Data shown:
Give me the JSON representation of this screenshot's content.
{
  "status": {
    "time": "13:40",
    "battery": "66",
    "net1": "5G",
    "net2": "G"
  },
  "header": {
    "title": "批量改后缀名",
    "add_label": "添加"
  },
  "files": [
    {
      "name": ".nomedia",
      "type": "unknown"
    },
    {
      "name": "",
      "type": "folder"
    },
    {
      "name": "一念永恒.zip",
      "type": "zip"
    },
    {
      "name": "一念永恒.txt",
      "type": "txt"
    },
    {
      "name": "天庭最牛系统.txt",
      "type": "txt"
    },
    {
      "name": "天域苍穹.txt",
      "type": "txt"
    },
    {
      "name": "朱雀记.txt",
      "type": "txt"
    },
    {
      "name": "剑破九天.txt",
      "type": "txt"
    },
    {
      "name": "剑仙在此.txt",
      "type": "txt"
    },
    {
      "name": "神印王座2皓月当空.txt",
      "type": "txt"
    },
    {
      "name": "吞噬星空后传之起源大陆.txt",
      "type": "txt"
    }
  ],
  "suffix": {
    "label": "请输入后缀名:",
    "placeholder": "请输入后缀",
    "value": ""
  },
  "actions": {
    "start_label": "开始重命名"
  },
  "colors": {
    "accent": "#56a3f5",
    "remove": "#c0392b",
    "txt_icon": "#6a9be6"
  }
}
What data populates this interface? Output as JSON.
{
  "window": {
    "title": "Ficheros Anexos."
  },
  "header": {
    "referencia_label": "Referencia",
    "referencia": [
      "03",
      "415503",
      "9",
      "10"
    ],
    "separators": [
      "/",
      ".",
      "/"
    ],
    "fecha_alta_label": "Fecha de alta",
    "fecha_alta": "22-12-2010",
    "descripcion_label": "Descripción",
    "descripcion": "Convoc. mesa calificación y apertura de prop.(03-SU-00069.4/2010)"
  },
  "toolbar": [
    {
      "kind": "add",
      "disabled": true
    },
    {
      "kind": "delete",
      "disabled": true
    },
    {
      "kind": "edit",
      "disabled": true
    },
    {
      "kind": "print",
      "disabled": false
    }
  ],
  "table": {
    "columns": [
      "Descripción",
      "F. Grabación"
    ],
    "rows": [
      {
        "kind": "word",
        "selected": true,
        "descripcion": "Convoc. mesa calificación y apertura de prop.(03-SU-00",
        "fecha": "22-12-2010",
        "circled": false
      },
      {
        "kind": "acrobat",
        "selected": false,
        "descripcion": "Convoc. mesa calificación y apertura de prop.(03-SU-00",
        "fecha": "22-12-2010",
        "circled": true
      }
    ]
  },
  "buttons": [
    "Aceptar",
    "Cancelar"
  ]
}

Exercise: Return exactly the lines of the data, and only those, from the line with "What data populates" through the last line, inclusive.

Task result:
What data populates this interface? Output as JSON.
{
  "window": {
    "title": "Ficheros Anexos."
  },
  "header": {
    "referencia_label": "Referencia",
    "referencia": [
      "03",
      "415503",
      "9",
      "10"
    ],
    "separators": [
      "/",
      ".",
      "/"
    ],
    "fecha_alta_label": "Fecha de alta",
    "fecha_alta": "22-12-2010",
    "descripcion_label": "Descripción",
    "descripcion": "Convoc. mesa calificación y apertura de prop.(03-SU-00069.4/2010)"
  },
  "toolbar": [
    {
      "kind": "add",
      "disabled": true
    },
    {
      "kind": "delete",
      "disabled": true
    },
    {
      "kind": "edit",
      "disabled": true
    },
    {
      "kind": "print",
      "disabled": false
    }
  ],
  "table": {
    "columns": [
      "Descripción",
      "F. Grabación"
    ],
    "rows": [
      {
        "kind": "word",
        "selected": true,
        "descripcion": "Convoc. mesa calificación y apertura de prop.(03-SU-00",
        "fecha": "22-12-2010",
        "circled": false
      },
      {
        "kind": "acrobat",
        "selected": false,
        "descripcion": "Convoc. mesa calificación y apertura de prop.(03-SU-00",
        "fecha": "22-12-2010",
        "circled": true
      }
    ]
  },
  "buttons": [
    "Aceptar",
    "Cancelar"
  ]
}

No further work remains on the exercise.